> _課題のねらい_
「pref-type-cell: integer xyxy=(440,193,463,203)」を含む行から「pref-status-cell: default xyxy=(348,149,371,159)」を含む行までのすべてについて、「integer」を「int」に変えて書き直せ。それ以外の部分は一切変えないこと。

> _提供データ_

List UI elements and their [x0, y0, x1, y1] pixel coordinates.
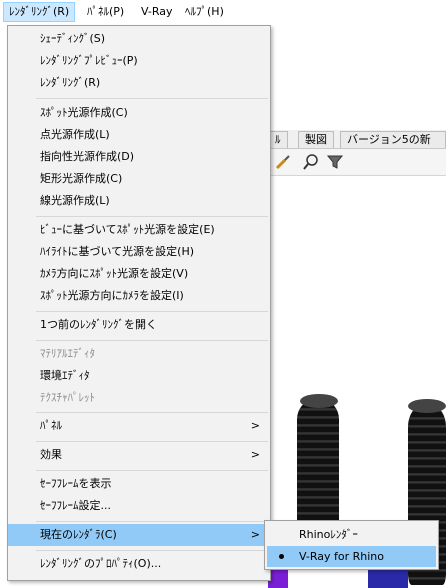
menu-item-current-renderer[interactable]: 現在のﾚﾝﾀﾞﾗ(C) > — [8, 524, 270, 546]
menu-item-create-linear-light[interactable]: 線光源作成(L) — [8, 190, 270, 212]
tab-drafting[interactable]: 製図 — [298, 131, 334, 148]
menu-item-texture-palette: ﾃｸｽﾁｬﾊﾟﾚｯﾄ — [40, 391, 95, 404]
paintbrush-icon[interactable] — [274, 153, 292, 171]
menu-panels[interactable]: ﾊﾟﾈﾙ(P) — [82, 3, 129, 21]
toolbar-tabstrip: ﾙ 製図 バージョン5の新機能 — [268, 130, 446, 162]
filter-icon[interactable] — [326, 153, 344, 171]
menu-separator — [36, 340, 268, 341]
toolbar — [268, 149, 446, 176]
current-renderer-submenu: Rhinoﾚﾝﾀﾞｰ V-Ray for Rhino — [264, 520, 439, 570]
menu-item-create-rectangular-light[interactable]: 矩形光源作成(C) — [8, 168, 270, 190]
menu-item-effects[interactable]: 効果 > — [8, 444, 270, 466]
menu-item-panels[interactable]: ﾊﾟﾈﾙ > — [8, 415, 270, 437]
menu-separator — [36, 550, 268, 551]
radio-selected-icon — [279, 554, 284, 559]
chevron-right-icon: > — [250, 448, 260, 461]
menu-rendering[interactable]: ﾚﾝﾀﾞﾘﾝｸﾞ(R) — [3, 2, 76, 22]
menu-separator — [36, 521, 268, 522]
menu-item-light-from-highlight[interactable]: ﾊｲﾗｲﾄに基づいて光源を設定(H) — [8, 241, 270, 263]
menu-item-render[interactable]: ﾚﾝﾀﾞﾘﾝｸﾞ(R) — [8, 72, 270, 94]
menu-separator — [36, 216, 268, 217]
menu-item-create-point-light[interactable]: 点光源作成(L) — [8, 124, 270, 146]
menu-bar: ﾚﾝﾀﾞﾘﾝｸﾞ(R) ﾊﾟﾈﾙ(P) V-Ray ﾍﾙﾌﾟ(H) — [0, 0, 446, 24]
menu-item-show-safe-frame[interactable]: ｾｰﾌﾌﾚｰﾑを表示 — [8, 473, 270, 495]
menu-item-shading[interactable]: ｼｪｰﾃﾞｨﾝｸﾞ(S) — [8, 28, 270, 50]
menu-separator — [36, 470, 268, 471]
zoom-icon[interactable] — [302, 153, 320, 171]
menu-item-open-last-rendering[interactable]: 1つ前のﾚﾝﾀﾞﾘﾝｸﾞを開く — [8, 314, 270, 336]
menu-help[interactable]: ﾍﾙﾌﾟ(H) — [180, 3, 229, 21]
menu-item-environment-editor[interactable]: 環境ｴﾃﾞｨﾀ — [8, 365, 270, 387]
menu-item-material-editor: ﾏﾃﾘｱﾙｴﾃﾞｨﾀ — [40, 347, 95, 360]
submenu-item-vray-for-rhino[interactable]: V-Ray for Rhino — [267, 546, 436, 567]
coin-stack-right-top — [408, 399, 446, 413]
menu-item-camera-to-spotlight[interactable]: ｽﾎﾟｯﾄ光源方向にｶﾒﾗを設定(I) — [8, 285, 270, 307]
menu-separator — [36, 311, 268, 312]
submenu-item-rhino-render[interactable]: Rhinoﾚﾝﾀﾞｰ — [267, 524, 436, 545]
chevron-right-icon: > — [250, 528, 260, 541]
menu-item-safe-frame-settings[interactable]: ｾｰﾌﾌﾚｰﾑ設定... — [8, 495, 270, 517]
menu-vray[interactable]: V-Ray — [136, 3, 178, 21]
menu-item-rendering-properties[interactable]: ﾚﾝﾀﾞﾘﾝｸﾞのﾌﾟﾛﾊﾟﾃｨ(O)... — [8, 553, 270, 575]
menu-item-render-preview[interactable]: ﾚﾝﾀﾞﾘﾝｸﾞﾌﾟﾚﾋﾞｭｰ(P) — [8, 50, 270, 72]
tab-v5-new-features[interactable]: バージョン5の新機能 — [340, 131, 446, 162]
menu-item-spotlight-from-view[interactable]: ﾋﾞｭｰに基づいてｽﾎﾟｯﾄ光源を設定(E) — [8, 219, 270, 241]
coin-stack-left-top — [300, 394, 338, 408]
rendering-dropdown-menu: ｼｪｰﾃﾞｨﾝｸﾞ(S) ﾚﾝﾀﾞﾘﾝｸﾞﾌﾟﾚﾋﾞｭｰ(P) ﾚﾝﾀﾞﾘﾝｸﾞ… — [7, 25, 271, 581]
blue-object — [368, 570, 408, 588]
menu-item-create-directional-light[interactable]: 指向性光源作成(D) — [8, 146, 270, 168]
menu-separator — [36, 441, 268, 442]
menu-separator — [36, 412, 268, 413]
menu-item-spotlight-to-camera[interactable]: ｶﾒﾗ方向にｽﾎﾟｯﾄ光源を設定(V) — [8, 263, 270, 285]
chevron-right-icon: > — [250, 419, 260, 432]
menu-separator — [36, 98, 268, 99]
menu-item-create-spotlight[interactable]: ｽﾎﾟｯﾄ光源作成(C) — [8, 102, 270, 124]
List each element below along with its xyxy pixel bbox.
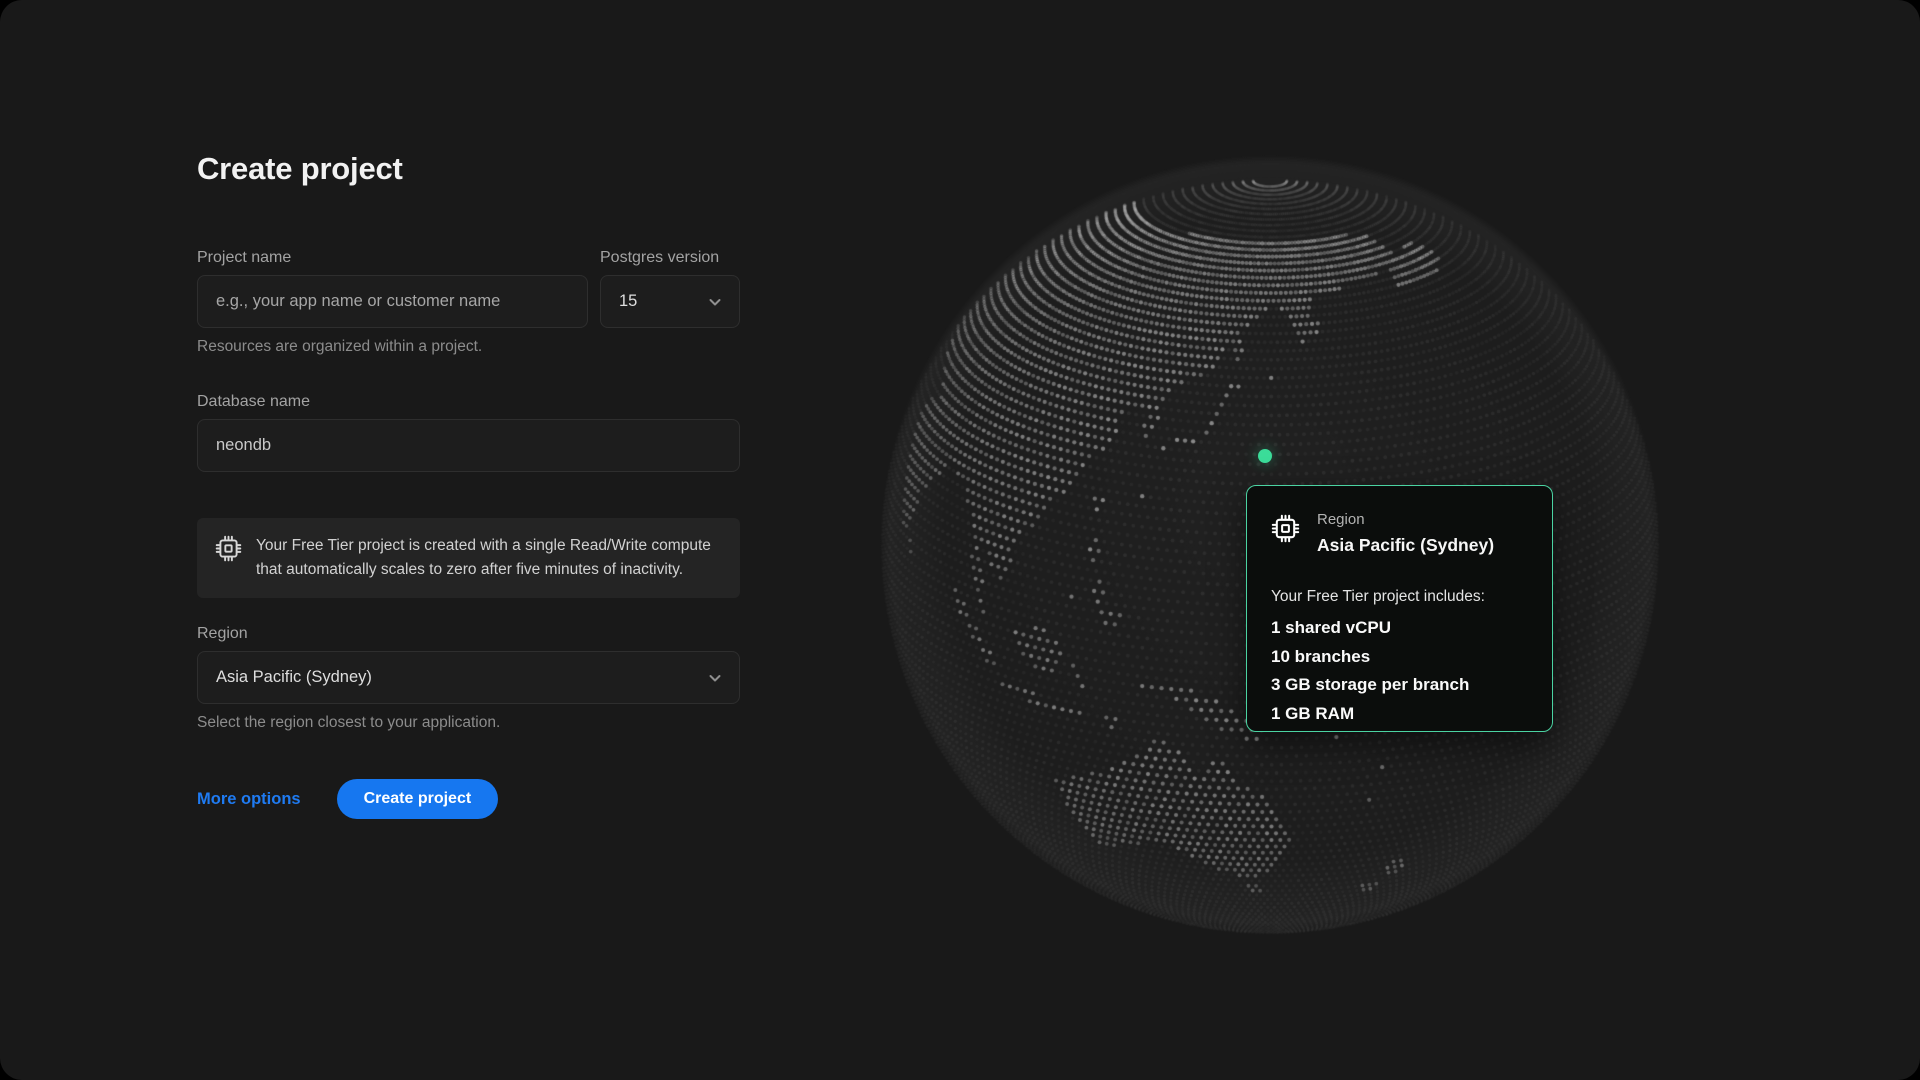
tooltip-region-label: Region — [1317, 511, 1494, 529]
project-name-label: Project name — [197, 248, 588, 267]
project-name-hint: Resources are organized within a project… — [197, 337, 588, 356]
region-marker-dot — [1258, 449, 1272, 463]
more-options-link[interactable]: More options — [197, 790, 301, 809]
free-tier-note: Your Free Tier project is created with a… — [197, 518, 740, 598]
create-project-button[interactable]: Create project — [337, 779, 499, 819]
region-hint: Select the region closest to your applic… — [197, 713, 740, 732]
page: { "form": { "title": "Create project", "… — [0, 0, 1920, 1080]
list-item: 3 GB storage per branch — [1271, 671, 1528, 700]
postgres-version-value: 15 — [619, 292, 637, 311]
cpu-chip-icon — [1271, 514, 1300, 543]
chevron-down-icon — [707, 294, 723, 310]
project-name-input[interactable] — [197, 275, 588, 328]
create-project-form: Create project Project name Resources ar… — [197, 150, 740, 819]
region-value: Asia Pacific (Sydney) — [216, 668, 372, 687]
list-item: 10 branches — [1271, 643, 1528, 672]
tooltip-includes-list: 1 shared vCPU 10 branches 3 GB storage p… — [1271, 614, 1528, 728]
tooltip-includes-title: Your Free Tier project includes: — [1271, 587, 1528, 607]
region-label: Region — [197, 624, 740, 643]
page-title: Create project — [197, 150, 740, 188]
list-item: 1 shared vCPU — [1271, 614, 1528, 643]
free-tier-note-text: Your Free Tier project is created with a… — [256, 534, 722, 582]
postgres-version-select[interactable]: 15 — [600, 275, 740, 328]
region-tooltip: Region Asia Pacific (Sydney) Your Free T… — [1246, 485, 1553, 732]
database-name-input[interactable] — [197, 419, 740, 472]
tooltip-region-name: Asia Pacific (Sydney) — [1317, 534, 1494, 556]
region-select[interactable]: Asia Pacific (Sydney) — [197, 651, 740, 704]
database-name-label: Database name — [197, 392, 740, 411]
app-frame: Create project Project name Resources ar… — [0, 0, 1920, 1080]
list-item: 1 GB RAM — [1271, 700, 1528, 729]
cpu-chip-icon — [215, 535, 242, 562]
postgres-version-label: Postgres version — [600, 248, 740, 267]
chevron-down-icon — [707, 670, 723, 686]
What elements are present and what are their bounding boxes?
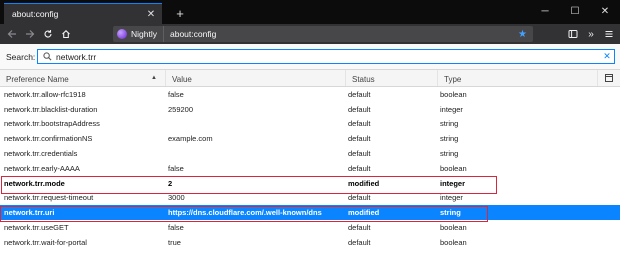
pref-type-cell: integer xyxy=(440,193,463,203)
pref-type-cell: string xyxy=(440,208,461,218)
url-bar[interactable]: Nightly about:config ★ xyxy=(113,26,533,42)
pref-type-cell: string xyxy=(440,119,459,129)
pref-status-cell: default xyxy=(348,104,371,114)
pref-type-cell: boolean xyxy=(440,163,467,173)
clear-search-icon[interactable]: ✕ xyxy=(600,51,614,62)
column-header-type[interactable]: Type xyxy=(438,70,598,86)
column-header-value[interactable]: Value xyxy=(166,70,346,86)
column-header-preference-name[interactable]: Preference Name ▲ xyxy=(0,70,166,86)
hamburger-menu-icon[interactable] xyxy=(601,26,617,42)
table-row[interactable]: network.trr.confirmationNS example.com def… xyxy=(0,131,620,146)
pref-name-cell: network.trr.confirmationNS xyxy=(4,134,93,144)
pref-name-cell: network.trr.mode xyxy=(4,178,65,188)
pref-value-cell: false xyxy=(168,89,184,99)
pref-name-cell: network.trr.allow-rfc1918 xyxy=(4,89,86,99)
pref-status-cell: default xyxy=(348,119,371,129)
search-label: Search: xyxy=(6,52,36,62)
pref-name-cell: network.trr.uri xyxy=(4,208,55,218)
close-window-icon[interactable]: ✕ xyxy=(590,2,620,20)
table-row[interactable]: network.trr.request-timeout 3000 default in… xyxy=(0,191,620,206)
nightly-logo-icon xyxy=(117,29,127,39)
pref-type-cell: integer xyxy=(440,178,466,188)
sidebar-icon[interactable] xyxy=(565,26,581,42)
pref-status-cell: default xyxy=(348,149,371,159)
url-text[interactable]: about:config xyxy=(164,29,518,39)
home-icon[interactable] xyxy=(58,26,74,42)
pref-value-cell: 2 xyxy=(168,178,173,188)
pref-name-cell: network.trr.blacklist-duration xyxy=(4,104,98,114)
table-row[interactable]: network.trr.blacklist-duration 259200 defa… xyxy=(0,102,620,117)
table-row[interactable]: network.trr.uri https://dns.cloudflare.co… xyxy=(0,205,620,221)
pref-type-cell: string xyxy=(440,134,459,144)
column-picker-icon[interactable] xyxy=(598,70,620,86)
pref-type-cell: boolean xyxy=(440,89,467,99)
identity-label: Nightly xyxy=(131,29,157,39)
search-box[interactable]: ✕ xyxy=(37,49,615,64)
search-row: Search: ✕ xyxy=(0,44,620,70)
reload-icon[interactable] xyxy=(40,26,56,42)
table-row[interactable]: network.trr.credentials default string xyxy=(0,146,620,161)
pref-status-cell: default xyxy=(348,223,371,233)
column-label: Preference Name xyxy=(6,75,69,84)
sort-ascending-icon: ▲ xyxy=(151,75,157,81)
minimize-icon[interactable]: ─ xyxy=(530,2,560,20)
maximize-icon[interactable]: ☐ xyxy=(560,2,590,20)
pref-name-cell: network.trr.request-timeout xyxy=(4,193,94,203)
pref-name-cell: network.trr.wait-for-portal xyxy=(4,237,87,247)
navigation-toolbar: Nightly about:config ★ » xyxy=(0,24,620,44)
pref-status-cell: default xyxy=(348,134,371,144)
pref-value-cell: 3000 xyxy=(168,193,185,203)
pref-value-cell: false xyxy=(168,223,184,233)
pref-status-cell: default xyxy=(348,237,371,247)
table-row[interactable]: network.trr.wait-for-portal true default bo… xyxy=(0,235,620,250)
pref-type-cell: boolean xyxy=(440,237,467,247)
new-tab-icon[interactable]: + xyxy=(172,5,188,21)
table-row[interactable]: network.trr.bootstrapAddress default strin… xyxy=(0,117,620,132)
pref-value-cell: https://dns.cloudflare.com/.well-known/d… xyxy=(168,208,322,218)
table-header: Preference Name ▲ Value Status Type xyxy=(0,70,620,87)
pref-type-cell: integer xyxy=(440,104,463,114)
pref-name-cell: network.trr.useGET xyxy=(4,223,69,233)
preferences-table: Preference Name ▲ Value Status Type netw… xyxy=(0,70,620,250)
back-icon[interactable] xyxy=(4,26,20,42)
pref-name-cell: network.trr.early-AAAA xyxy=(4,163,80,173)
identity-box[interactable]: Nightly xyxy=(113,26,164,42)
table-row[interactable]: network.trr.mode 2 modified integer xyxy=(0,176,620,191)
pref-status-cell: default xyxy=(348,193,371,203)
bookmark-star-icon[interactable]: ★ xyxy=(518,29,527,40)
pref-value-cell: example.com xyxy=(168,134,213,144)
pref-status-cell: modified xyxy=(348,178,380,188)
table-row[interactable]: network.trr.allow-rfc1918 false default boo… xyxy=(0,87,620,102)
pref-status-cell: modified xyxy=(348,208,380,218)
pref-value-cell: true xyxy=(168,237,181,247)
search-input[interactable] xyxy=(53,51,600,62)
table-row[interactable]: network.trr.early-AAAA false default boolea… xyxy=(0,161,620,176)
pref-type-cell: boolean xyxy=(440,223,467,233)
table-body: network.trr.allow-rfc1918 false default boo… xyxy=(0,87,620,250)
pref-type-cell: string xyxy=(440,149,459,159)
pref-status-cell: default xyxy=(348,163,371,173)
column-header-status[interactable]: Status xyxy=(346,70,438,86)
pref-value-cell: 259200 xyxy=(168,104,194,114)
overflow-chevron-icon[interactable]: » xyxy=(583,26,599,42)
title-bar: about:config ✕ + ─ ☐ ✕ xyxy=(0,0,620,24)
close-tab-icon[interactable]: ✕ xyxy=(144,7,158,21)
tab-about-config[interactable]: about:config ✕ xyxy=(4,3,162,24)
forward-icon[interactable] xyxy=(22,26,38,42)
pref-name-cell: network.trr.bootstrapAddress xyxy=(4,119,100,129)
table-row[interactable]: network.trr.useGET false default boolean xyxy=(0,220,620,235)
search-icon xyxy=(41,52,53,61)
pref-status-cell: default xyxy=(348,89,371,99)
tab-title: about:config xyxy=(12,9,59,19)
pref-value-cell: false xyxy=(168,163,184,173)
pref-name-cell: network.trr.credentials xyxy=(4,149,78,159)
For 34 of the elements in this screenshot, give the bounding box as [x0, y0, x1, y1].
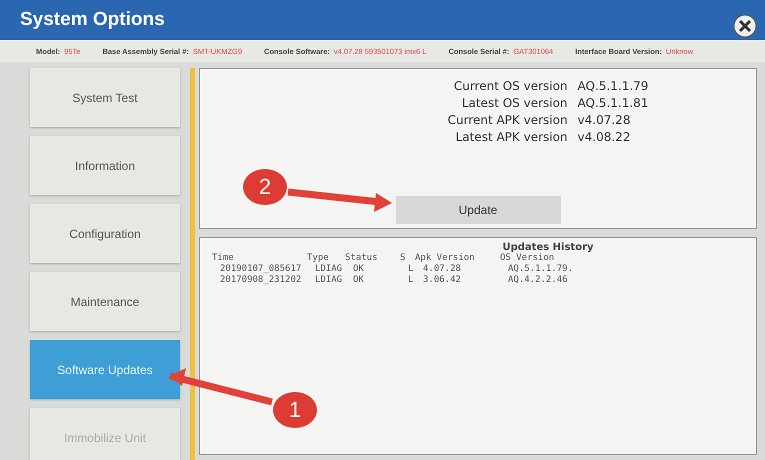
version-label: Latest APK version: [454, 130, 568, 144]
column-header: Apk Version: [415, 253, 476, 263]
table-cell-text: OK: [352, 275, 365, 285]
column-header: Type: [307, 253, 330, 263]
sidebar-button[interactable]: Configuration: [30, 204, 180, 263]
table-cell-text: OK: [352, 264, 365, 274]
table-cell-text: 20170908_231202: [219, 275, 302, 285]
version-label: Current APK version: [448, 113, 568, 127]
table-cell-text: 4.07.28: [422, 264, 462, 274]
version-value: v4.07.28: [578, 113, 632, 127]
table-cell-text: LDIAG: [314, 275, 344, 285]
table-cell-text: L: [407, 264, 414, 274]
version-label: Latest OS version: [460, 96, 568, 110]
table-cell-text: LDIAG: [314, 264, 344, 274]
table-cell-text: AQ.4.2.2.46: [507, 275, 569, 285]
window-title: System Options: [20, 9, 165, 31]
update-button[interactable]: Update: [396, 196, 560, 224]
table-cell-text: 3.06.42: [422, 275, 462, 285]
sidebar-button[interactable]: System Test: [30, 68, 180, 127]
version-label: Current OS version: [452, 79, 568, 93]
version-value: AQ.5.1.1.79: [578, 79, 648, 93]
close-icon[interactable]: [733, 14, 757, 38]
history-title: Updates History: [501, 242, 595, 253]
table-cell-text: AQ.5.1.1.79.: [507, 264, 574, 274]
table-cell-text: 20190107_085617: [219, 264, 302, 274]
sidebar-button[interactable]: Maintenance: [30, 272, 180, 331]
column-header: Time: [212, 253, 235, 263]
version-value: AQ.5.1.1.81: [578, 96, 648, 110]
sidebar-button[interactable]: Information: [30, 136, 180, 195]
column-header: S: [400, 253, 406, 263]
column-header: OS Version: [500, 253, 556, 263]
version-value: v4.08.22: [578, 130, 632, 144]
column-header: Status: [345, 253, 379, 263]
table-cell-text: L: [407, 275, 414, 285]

> _課題への解答_
pref-type-cell: int xyxy=(440,193,463,203)
pref-type-cell: string xyxy=(440,208,461,218)
url-bar[interactable]: Nightly about:config ★ xyxy=(113,26,533,42)
pref-type-cell: string xyxy=(440,119,459,129)
pref-status-cell: default xyxy=(348,104,371,114)
pref-type-cell: boolean xyxy=(440,163,467,173)
clear-search-icon[interactable]: ✕ xyxy=(600,51,614,62)
column-header-type[interactable]: Type xyxy=(438,70,598,86)
column-header-value[interactable]: Value xyxy=(166,70,346,86)
column-header-preference-name[interactable]: Preference Name ▲ xyxy=(0,70,166,86)
hamburger-menu-icon[interactable] xyxy=(601,26,617,42)
table-row[interactable]: network.trr.confirmationNS example.com def… xyxy=(0,131,620,146)
pref-name-cell: network.trr.confirmationNS xyxy=(4,134,93,144)
pref-name-cell: network.trr.mode xyxy=(4,178,65,188)
pref-value-cell: false xyxy=(168,89,184,99)
pref-name-cell: network.trr.allow-rfc1918 xyxy=(4,89,86,99)
pref-status-cell: default xyxy=(348,119,371,129)
search-label: Search: xyxy=(6,52,36,62)
pref-name-cell: network.trr.uri xyxy=(4,208,55,218)
close-window-icon[interactable]: ✕ xyxy=(590,2,620,20)
table-row[interactable]: network.trr.request-timeout 3000 default in… xyxy=(0,191,620,206)
nightly-logo-icon xyxy=(117,29,127,39)
pref-type-cell: int xyxy=(440,178,466,188)
sidebar-icon[interactable] xyxy=(565,26,581,42)
pref-status-cell: default xyxy=(348,149,371,159)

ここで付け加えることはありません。